Saved entries:
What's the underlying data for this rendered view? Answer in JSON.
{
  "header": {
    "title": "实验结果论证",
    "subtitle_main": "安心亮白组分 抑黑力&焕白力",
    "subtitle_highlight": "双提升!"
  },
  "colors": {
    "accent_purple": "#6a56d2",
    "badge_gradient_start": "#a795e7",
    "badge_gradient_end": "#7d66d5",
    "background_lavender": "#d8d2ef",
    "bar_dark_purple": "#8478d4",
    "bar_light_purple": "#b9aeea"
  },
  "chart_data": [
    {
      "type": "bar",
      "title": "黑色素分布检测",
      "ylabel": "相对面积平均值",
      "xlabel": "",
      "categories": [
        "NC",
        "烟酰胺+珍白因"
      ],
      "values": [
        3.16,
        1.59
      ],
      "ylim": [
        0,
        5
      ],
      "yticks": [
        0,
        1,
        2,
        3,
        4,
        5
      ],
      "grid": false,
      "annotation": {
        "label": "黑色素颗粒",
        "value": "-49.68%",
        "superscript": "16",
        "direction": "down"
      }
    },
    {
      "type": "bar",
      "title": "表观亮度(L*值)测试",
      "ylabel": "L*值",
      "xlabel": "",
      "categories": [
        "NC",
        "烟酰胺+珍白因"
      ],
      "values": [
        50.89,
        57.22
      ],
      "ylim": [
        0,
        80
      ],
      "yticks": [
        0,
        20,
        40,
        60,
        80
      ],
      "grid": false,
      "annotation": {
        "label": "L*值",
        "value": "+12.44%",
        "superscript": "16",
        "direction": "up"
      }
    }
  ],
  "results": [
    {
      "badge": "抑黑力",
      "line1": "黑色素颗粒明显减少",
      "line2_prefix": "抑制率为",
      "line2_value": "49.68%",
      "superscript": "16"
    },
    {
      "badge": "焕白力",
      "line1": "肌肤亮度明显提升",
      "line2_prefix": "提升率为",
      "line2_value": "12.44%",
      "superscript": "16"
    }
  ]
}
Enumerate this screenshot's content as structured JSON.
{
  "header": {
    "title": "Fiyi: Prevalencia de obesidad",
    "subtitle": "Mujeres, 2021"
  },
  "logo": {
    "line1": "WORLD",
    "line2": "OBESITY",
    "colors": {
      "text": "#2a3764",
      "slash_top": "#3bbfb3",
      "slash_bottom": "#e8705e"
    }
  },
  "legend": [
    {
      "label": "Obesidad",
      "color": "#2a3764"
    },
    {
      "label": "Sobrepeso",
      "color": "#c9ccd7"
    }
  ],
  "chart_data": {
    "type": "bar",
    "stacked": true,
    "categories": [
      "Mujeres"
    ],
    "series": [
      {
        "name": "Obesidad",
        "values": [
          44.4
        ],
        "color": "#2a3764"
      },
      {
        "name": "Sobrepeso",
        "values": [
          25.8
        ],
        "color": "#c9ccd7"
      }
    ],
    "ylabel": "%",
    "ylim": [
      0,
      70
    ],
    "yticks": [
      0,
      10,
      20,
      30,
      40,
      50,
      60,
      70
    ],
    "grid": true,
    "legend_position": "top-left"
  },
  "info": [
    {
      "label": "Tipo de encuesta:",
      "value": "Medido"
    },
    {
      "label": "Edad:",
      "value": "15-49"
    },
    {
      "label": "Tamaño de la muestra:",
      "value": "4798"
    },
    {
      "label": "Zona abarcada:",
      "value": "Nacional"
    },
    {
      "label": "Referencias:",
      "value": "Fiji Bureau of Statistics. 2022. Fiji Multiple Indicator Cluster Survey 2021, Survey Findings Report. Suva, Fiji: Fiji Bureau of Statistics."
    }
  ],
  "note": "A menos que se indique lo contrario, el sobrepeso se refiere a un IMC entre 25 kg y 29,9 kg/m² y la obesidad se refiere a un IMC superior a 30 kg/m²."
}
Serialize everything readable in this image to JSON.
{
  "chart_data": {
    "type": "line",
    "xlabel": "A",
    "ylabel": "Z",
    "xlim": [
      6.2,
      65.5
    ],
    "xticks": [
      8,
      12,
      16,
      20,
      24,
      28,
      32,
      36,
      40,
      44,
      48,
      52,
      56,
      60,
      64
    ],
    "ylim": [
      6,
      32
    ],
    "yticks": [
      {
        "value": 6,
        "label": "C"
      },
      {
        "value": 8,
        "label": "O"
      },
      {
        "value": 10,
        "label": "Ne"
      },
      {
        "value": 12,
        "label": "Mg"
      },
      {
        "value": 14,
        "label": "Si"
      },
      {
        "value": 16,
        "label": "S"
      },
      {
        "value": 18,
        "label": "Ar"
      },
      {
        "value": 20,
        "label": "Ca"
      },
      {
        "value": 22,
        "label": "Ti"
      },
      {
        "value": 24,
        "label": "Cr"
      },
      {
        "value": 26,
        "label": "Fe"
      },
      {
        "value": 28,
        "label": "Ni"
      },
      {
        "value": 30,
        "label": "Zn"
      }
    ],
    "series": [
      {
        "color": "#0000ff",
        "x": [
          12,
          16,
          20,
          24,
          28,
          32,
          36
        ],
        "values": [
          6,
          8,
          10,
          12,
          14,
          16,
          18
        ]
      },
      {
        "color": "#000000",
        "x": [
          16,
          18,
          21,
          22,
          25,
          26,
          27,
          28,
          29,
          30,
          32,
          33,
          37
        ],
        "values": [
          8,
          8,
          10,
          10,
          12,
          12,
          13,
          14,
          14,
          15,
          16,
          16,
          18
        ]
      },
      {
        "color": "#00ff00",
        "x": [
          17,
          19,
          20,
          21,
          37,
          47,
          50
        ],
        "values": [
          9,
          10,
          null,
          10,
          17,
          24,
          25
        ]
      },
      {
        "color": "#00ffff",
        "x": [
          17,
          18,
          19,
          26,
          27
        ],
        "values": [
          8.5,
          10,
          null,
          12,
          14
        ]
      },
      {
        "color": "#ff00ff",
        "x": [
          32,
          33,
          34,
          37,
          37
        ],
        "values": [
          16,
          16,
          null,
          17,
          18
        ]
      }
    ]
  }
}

◆ TASK STATEMENT: Return the listing above in full, character for character.

◆ ANSWER TO THIS PROBLEM:
What's the underlying data for this rendered view? Answer in JSON.
{
  "header": {
    "title": "实验结果论证",
    "subtitle_main": "安心亮白组分 抑黑力&焕白力",
    "subtitle_highlight": "双提升!"
  },
  "colors": {
    "accent_purple": "#6a56d2",
    "badge_gradient_start": "#a795e7",
    "badge_gradient_end": "#7d66d5",
    "background_lavender": "#d8d2ef",
    "bar_dark_purple": "#8478d4",
    "bar_light_purple": "#b9aeea"
  },
  "chart_data": [
    {
      "type": "bar",
      "title": "黑色素分布检测",
      "ylabel": "相对面积平均值",
      "xlabel": "",
      "categories": [
        "NC",
        "烟酰胺+珍白因"
      ],
      "values": [
        3.16,
        1.59
      ],
      "ylim": [
        0,
        5
      ],
      "yticks": [
        0,
        1,
        2,
        3,
        4,
        5
      ],
      "grid": false,
      "annotation": {
        "label": "黑色素颗粒",
        "value": "-49.68%",
        "superscript": "16",
        "direction": "down"
      }
    },
    {
      "type": "bar",
      "title": "表观亮度(L*值)测试",
      "ylabel": "L*值",
      "xlabel": "",
      "categories": [
        "NC",
        "烟酰胺+珍白因"
      ],
      "values": [
        50.89,
        57.22
      ],
      "ylim": [
        0,
        80
      ],
      "yticks": [
        0,
        20,
        40,
        60,
        80
      ],
      "grid": false,
      "annotation": {
        "label": "L*值",
        "value": "+12.44%",
        "superscript": "16",
        "direction": "up"
      }
    }
  ],
  "results": [
    {
      "badge": "抑黑力",
      "line1": "黑色素颗粒明显减少",
      "line2_prefix": "抑制率为",
      "line2_value": "49.68%",
      "superscript": "16"
    },
    {
      "badge": "焕白力",
      "line1": "肌肤亮度明显提升",
      "line2_prefix": "提升率为",
      "line2_value": "12.44%",
      "superscript": "16"
    }
  ]
}
Enumerate this screenshot's content as structured JSON.
{
  "header": {
    "title": "Fiyi: Prevalencia de obesidad",
    "subtitle": "Mujeres, 2021"
  },
  "logo": {
    "line1": "WORLD",
    "line2": "OBESITY",
    "colors": {
      "text": "#2a3764",
      "slash_top": "#3bbfb3",
      "slash_bottom": "#e8705e"
    }
  },
  "legend": [
    {
      "label": "Obesidad",
      "color": "#2a3764"
    },
    {
      "label": "Sobrepeso",
      "color": "#c9ccd7"
    }
  ],
  "chart_data": {
    "type": "bar",
    "stacked": true,
    "categories": [
      "Mujeres"
    ],
    "series": [
      {
        "name": "Obesidad",
        "values": [
          44.4
        ],
        "color": "#2a3764"
      },
      {
        "name": "Sobrepeso",
        "values": [
          25.8
        ],
        "color": "#c9ccd7"
      }
    ],
    "ylabel": "%",
    "ylim": [
      0,
      70
    ],
    "yticks": [
      0,
      10,
      20,
      30,
      40,
      50,
      60,
      70
    ],
    "grid": true,
    "legend_position": "top-left"
  },
  "info": [
    {
      "label": "Tipo de encuesta:",
      "value": "Medido"
    },
    {
      "label": "Edad:",
      "value": "15-49"
    },
    {
      "label": "Tamaño de la muestra:",
      "value": "4798"
    },
    {
      "label": "Zona abarcada:",
      "value": "Nacional"
    },
    {
      "label": "Referencias:",
      "value": "Fiji Bureau of Statistics. 2022. Fiji Multiple Indicator Cluster Survey 2021, Survey Findings Report. Suva, Fiji: Fiji Bureau of Statistics."
    }
  ],
  "note": "A menos que se indique lo contrario, el sobrepeso se refiere a un IMC entre 25 kg y 29,9 kg/m² y la obesidad se refiere a un IMC superior a 30 kg/m²."
}
Serialize everything readable in this image to JSON.
{
  "chart_data": {
    "type": "line",
    "xlabel": "A",
    "ylabel": "Z",
    "xlim": [
      6.2,
      65.5
    ],
    "xticks": [
      8,
      12,
      16,
      20,
      24,
      28,
      32,
      36,
      40,
      44,
      48,
      52,
      56,
      60,
      64
    ],
    "ylim": [
      6,
      32
    ],
    "yticks": [
      {
        "value": 6,
        "label": "C"
      },
      {
        "value": 8,
        "label": "O"
      },
      {
        "value": 10,
        "label": "Ne"
      },
      {
        "value": 12,
        "label": "Mg"
      },
      {
        "value": 14,
        "label": "Si"
      },
      {
        "value": 16,
        "label": "S"
      },
      {
        "value": 18,
        "label": "Ar"
      },
      {
        "value": 20,
        "label": "Ca"
      },
      {
        "value": 22,
        "label": "Ti"
      },
      {
        "value": 24,
        "label": "Cr"
      },
      {
        "value": 26,
        "label": "Fe"
      },
      {
        "value": 28,
        "label": "Ni"
      },
      {
        "value": 30,
        "label": "Zn"
      }
    ],
    "series": [
      {
        "color": "#0000ff",
        "x": [
          12,
          16,
          20,
          24,
          28,
          32,
          36
        ],
        "values": [
          6,
          8,
          10,
          12,
          14,
          16,
          18
        ]
      },
      {
        "color": "#000000",
        "x": [
          16,
          18,
          21,
          22,
          25,
          26,
          27,
          28,
          29,
          30,
          32,
          33,
          37
        ],
        "values": [
          8,
          8,
          10,
          10,
          12,
          12,
          13,
          14,
          14,
          15,
          16,
          16,
          18
        ]
      },
      {
        "color": "#00ff00",
        "x": [
          17,
          19,
          20,
          21,
          37,
          47,
          50
        ],
        "values": [
          9,
          10,
          null,
          10,
          17,
          24,
          25
        ]
      },
      {
        "color": "#00ffff",
        "x": [
          17,
          18,
          19,
          26,
          27
        ],
        "values": [
          8.5,
          10,
          null,
          12,
          14
        ]
      },
      {
        "color": "#ff00ff",
        "x": [
          32,
          33,
          34,
          37,
          37
        ],
        "values": [
          16,
          16,
          null,
          17,
          18
        ]
      }
    ]
  }
}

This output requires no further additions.